[START OF Information provided]

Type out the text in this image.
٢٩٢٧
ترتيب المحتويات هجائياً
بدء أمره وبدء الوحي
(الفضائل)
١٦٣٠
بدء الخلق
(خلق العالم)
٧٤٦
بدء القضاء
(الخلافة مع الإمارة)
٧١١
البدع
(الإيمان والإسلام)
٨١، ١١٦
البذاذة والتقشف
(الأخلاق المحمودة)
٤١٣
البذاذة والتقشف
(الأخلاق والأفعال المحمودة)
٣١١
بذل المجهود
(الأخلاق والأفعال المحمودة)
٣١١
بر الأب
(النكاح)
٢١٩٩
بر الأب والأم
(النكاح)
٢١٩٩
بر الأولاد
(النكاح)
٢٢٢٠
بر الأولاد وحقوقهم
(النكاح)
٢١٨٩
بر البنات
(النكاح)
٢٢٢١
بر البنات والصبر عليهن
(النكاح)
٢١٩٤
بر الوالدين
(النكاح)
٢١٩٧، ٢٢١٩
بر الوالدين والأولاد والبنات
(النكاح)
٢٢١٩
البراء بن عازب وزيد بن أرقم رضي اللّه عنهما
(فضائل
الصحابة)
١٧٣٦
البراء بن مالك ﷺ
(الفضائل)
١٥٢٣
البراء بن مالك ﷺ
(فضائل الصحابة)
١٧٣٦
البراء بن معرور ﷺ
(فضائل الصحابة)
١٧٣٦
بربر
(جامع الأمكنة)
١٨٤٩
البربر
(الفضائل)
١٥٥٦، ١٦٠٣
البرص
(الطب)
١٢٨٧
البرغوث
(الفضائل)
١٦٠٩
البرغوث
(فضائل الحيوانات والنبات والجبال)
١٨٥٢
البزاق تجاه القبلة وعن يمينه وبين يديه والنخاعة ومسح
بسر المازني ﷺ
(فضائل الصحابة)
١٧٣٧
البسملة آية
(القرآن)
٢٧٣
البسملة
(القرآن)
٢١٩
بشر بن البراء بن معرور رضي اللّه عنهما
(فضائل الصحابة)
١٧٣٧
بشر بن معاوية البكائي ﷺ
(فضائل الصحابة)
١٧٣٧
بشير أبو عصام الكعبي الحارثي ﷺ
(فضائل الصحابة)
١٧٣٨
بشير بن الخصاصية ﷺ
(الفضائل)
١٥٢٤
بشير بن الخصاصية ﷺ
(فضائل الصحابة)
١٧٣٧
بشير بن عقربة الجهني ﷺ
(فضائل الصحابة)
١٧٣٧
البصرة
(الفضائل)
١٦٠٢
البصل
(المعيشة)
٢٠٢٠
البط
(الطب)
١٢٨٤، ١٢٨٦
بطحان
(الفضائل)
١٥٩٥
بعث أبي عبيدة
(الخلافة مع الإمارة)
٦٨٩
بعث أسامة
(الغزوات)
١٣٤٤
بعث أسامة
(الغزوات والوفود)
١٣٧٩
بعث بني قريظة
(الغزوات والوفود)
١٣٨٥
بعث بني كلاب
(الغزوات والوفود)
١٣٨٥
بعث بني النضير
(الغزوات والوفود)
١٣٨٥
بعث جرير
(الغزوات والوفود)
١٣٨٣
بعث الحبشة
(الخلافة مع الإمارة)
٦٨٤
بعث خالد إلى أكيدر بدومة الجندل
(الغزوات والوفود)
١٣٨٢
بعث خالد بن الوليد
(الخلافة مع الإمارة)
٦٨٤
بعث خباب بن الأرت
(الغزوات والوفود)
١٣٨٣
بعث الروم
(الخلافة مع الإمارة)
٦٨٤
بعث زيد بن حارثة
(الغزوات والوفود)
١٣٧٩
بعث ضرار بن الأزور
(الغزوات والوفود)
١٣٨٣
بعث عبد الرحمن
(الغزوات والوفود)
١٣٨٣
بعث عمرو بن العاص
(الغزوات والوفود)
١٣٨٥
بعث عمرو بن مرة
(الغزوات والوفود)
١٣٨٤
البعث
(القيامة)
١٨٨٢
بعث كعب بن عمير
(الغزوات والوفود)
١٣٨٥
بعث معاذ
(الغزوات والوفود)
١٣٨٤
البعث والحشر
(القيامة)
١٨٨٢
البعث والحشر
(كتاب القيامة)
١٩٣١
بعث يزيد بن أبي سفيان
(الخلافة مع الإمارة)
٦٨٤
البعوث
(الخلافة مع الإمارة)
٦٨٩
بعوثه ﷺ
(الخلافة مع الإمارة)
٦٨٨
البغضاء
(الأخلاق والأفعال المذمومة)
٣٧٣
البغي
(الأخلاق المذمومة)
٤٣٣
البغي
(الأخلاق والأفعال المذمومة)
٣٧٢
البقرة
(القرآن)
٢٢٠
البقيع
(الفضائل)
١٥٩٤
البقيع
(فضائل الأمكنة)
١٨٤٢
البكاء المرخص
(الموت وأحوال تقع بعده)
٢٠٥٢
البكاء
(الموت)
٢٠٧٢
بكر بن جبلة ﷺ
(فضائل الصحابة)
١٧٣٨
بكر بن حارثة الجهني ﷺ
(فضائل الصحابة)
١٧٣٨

[END OF Information provided]

Work instructions
Quote the whole listing above, leaving nothing out.

Response to this task
Type out the text in this image.
٢٩٢٧
ترتيب المحتويات هجائياً
بدء أمره وبدء الوحي
(الفضائل)
١٦٣٠
بدء الخلق
(خلق العالم)
٧٤٦
بدء القضاء
(الخلافة مع الإمارة)
٧١١
البدع
(الإيمان والإسلام)
٨١، ١١٦
البذاذة والتقشف
(الأخلاق المحمودة)
٤١٣
البذاذة والتقشف
(الأخلاق والأفعال المحمودة)
٣١١
بذل المجهود
(الأخلاق والأفعال المحمودة)
٣١١
بر الأب
(النكاح)
٢١٩٩
بر الأب والأم
(النكاح)
٢١٩٩
بر الأولاد
(النكاح)
٢٢٢٠
بر الأولاد وحقوقهم
(النكاح)
٢١٨٩
بر البنات
(النكاح)
٢٢٢١
بر البنات والصبر عليهن
(النكاح)
٢١٩٤
بر الوالدين
(النكاح)
٢١٩٧، ٢٢١٩
بر الوالدين والأولاد والبنات
(النكاح)
٢٢١٩
البراء بن عازب وزيد بن أرقم رضي اللّه عنهما
(فضائل
الصحابة)
١٧٣٦
البراء بن مالك ﷺ
(الفضائل)
١٥٢٣
البراء بن مالك ﷺ
(فضائل الصحابة)
١٧٣٦
البراء بن معرور ﷺ
(فضائل الصحابة)
١٧٣٦
بربر
(جامع الأمكنة)
١٨٤٩
البربر
(الفضائل)
١٥٥٦، ١٦٠٣
البرص
(الطب)
١٢٨٧
البرغوث
(الفضائل)
١٦٠٩
البرغوث
(فضائل الحيوانات والنبات والجبال)
١٨٥٢
البزاق تجاه القبلة وعن يمينه وبين يديه والنخاعة ومسح
بسر المازني ﷺ
(فضائل الصحابة)
١٧٣٧
البسملة آية
(القرآن)
٢٧٣
البسملة
(القرآن)
٢١٩
بشر بن البراء بن معرور رضي اللّه عنهما
(فضائل الصحابة)
١٧٣٧
بشر بن معاوية البكائي ﷺ
(فضائل الصحابة)
١٧٣٧
بشير أبو عصام الكعبي الحارثي ﷺ
(فضائل الصحابة)
١٧٣٨
بشير بن الخصاصية ﷺ
(الفضائل)
١٥٢٤
بشير بن الخصاصية ﷺ
(فضائل الصحابة)
١٧٣٧
بشير بن عقربة الجهني ﷺ
(فضائل الصحابة)
١٧٣٧
البصرة
(الفضائل)
١٦٠٢
البصل
(المعيشة)
٢٠٢٠
البط
(الطب)
١٢٨٤، ١٢٨٦
بطحان
(الفضائل)
١٥٩٥
بعث أبي عبيدة
(الخلافة مع الإمارة)
٦٨٩
بعث أسامة
(الغزوات)
١٣٤٤
بعث أسامة
(الغزوات والوفود)
١٣٧٩
بعث بني قريظة
(الغزوات والوفود)
١٣٨٥
بعث بني كلاب
(الغزوات والوفود)
١٣٨٥
بعث بني النضير
(الغزوات والوفود)
١٣٨٥
بعث جرير
(الغزوات والوفود)
١٣٨٣
بعث الحبشة
(الخلافة مع الإمارة)
٦٨٤
بعث خالد إلى أكيدر بدومة الجندل
(الغزوات والوفود)
١٣٨٢
بعث خالد بن الوليد
(الخلافة مع الإمارة)
٦٨٤
بعث خباب بن الأرت
(الغزوات والوفود)
١٣٨٣
بعث الروم
(الخلافة مع الإمارة)
٦٨٤
بعث زيد بن حارثة
(الغزوات والوفود)
١٣٧٩
بعث ضرار بن الأزور
(الغزوات والوفود)
١٣٨٣
بعث عبد الرحمن
(الغزوات والوفود)
١٣٨٣
بعث عمرو بن العاص
(الغزوات والوفود)
١٣٨٥
بعث عمرو بن مرة
(الغزوات والوفود)
١٣٨٤
البعث
(القيامة)
١٨٨٢
بعث كعب بن عمير
(الغزوات والوفود)
١٣٨٥
بعث معاذ
(الغزوات والوفود)
١٣٨٤
البعث والحشر
(القيامة)
١٨٨٢
البعث والحشر
(كتاب القيامة)
١٩٣١
بعث يزيد بن أبي سفيان
(الخلافة مع الإمارة)
٦٨٤
البعوث
(الخلافة مع الإمارة)
٦٨٩
بعوثه ﷺ
(الخلافة مع الإمارة)
٦٨٨
البغضاء
(الأخلاق والأفعال المذمومة)
٣٧٣
البغي
(الأخلاق المذمومة)
٤٣٣
البغي
(الأخلاق والأفعال المذمومة)
٣٧٢
البقرة
(القرآن)
٢٢٠
البقيع
(الفضائل)
١٥٩٤
البقيع
(فضائل الأمكنة)
١٨٤٢
البكاء المرخص
(الموت وأحوال تقع بعده)
٢٠٥٢
البكاء
(الموت)
٢٠٧٢
بكر بن جبلة ﷺ
(فضائل الصحابة)
١٧٣٨
بكر بن حارثة الجهني ﷺ
(فضائل الصحابة)
١٧٣٨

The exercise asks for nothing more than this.